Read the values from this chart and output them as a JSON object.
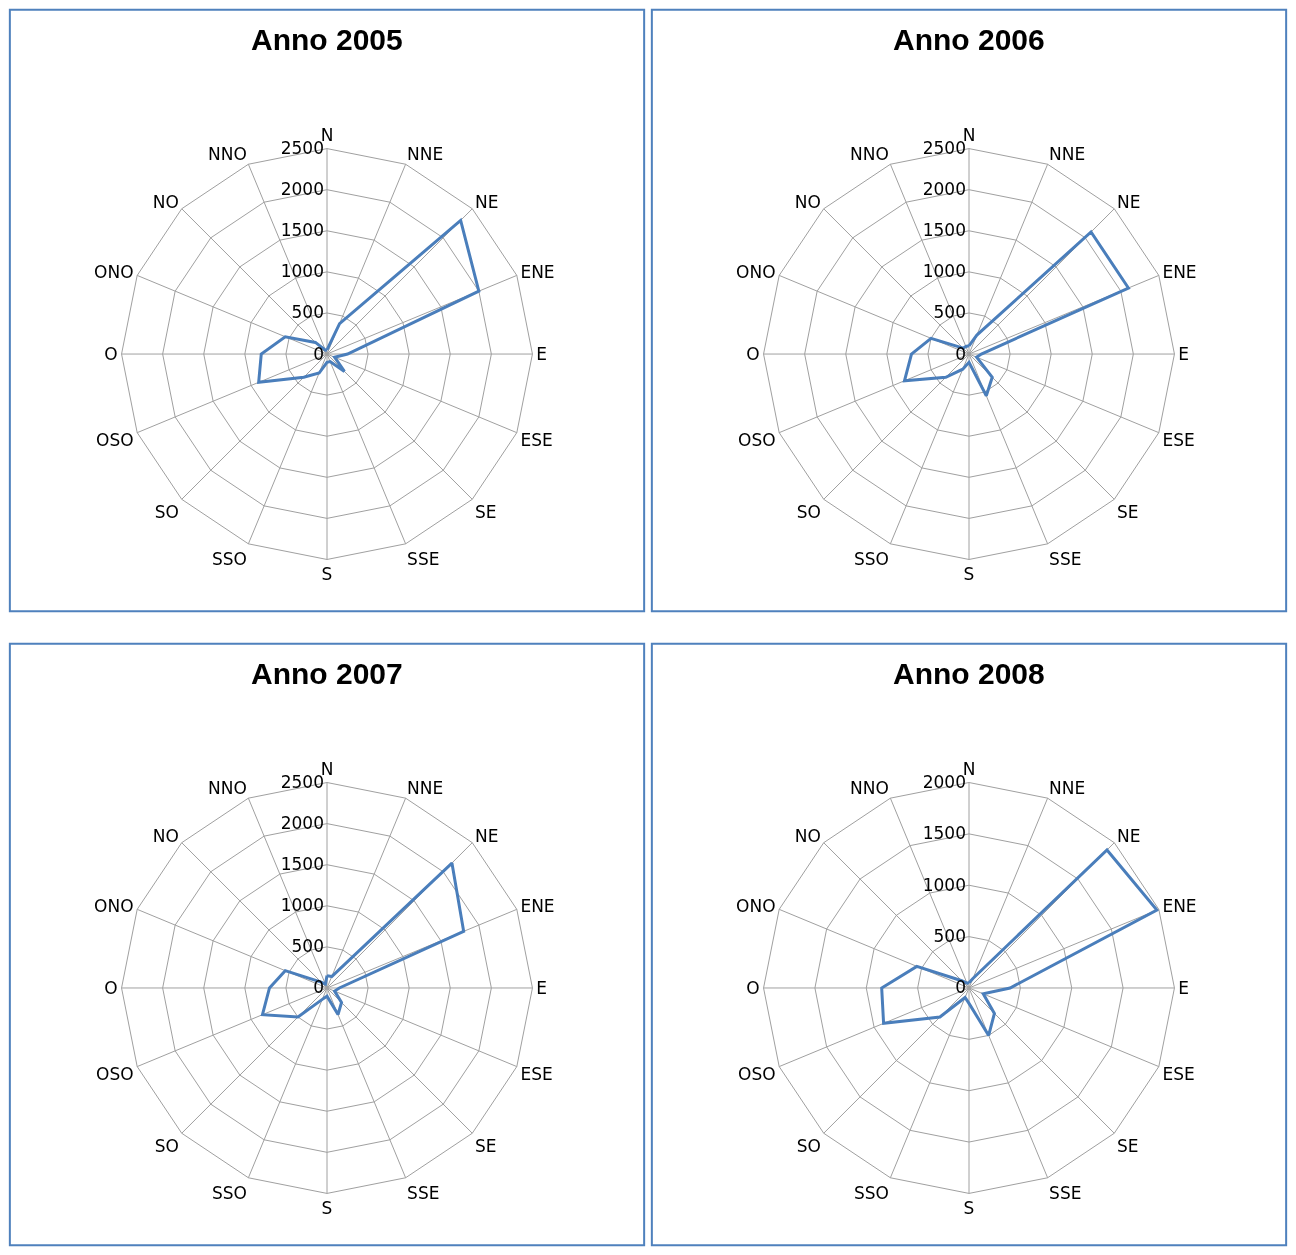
{
  "chart_data": [
    {
      "type": "radar",
      "title": "Anno 2005",
      "categories": [
        "N",
        "NNE",
        "NE",
        "ENE",
        "E",
        "ESE",
        "SE",
        "SSE",
        "S",
        "SSO",
        "SO",
        "OSO",
        "O",
        "ONO",
        "NO",
        "NNO"
      ],
      "series": [
        {
          "color": "#4a7ebb",
          "values": [
            50,
            400,
            2300,
            2000,
            250,
            100,
            300,
            100,
            100,
            250,
            400,
            900,
            800,
            550,
            200,
            50
          ]
        }
      ],
      "ylim": [
        0,
        2500
      ],
      "yticks": [
        0,
        500,
        1000,
        1500,
        2000,
        2500
      ],
      "grid": true
    },
    {
      "type": "radar",
      "title": "Anno 2006",
      "categories": [
        "N",
        "NNE",
        "NE",
        "ENE",
        "E",
        "ESE",
        "SE",
        "SSE",
        "S",
        "SSO",
        "SO",
        "OSO",
        "O",
        "ONO",
        "NO",
        "NNO"
      ],
      "series": [
        {
          "color": "#4a7ebb",
          "values": [
            100,
            250,
            2100,
            2100,
            150,
            100,
            400,
            550,
            100,
            200,
            400,
            850,
            700,
            500,
            100,
            100
          ]
        }
      ],
      "ylim": [
        0,
        2500
      ],
      "yticks": [
        0,
        500,
        1000,
        1500,
        2000,
        2500
      ],
      "grid": true
    },
    {
      "type": "radar",
      "title": "Anno 2007",
      "categories": [
        "N",
        "NNE",
        "NE",
        "ENE",
        "E",
        "ESE",
        "SE",
        "SSE",
        "S",
        "SSO",
        "SO",
        "OSO",
        "O",
        "ONO",
        "NO",
        "NNO"
      ],
      "series": [
        {
          "color": "#4a7ebb",
          "values": [
            150,
            150,
            2150,
            1800,
            150,
            100,
            250,
            350,
            100,
            150,
            500,
            850,
            700,
            550,
            100,
            50
          ]
        }
      ],
      "ylim": [
        0,
        2500
      ],
      "yticks": [
        0,
        500,
        1000,
        1500,
        2000,
        2500
      ],
      "grid": true
    },
    {
      "type": "radar",
      "title": "Anno 2008",
      "categories": [
        "N",
        "NNE",
        "NE",
        "ENE",
        "E",
        "ESE",
        "SE",
        "SSE",
        "S",
        "SSO",
        "SO",
        "OSO",
        "O",
        "ONO",
        "NO",
        "NNO"
      ],
      "series": [
        {
          "color": "#4a7ebb",
          "values": [
            50,
            100,
            1900,
            1980,
            400,
            150,
            350,
            500,
            150,
            100,
            400,
            900,
            850,
            550,
            100,
            50
          ]
        }
      ],
      "ylim": [
        0,
        2000
      ],
      "yticks": [
        0,
        500,
        1000,
        1500,
        2000
      ],
      "grid": true
    }
  ]
}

> _TASK STATEMENT_
Leaving all pictures aside, quote each record exactly.

> _EXERCISE RESULT_
Read the values from this chart and output them as a JSON object.
{
  "chart_data": [
    {
      "type": "radar",
      "title": "Anno 2005",
      "categories": [
        "N",
        "NNE",
        "NE",
        "ENE",
        "E",
        "ESE",
        "SE",
        "SSE",
        "S",
        "SSO",
        "SO",
        "OSO",
        "O",
        "ONO",
        "NO",
        "NNO"
      ],
      "series": [
        {
          "color": "#4a7ebb",
          "values": [
            50,
            400,
            2300,
            2000,
            250,
            100,
            300,
            100,
            100,
            250,
            400,
            900,
            800,
            550,
            200,
            50
          ]
        }
      ],
      "ylim": [
        0,
        2500
      ],
      "yticks": [
        0,
        500,
        1000,
        1500,
        2000,
        2500
      ],
      "grid": true
    },
    {
      "type": "radar",
      "title": "Anno 2006",
      "categories": [
        "N",
        "NNE",
        "NE",
        "ENE",
        "E",
        "ESE",
        "SE",
        "SSE",
        "S",
        "SSO",
        "SO",
        "OSO",
        "O",
        "ONO",
        "NO",
        "NNO"
      ],
      "series": [
        {
          "color": "#4a7ebb",
          "values": [
            100,
            250,
            2100,
            2100,
            150,
            100,
            400,
            550,
            100,
            200,
            400,
            850,
            700,
            500,
            100,
            100
          ]
        }
      ],
      "ylim": [
        0,
        2500
      ],
      "yticks": [
        0,
        500,
        1000,
        1500,
        2000,
        2500
      ],
      "grid": true
    },
    {
      "type": "radar",
      "title": "Anno 2007",
      "categories": [
        "N",
        "NNE",
        "NE",
        "ENE",
        "E",
        "ESE",
        "SE",
        "SSE",
        "S",
        "SSO",
        "SO",
        "OSO",
        "O",
        "ONO",
        "NO",
        "NNO"
      ],
      "series": [
        {
          "color": "#4a7ebb",
          "values": [
            150,
            150,
            2150,
            1800,
            150,
            100,
            250,
            350,
            100,
            150,
            500,
            850,
            700,
            550,
            100,
            50
          ]
        }
      ],
      "ylim": [
        0,
        2500
      ],
      "yticks": [
        0,
        500,
        1000,
        1500,
        2000,
        2500
      ],
      "grid": true
    },
    {
      "type": "radar",
      "title": "Anno 2008",
      "categories": [
        "N",
        "NNE",
        "NE",
        "ENE",
        "E",
        "ESE",
        "SE",
        "SSE",
        "S",
        "SSO",
        "SO",
        "OSO",
        "O",
        "ONO",
        "NO",
        "NNO"
      ],
      "series": [
        {
          "color": "#4a7ebb",
          "values": [
            50,
            100,
            1900,
            1980,
            400,
            150,
            350,
            500,
            150,
            100,
            400,
            900,
            850,
            550,
            100,
            50
          ]
        }
      ],
      "ylim": [
        0,
        2000
      ],
      "yticks": [
        0,
        500,
        1000,
        1500,
        2000
      ],
      "grid": true
    }
  ]
}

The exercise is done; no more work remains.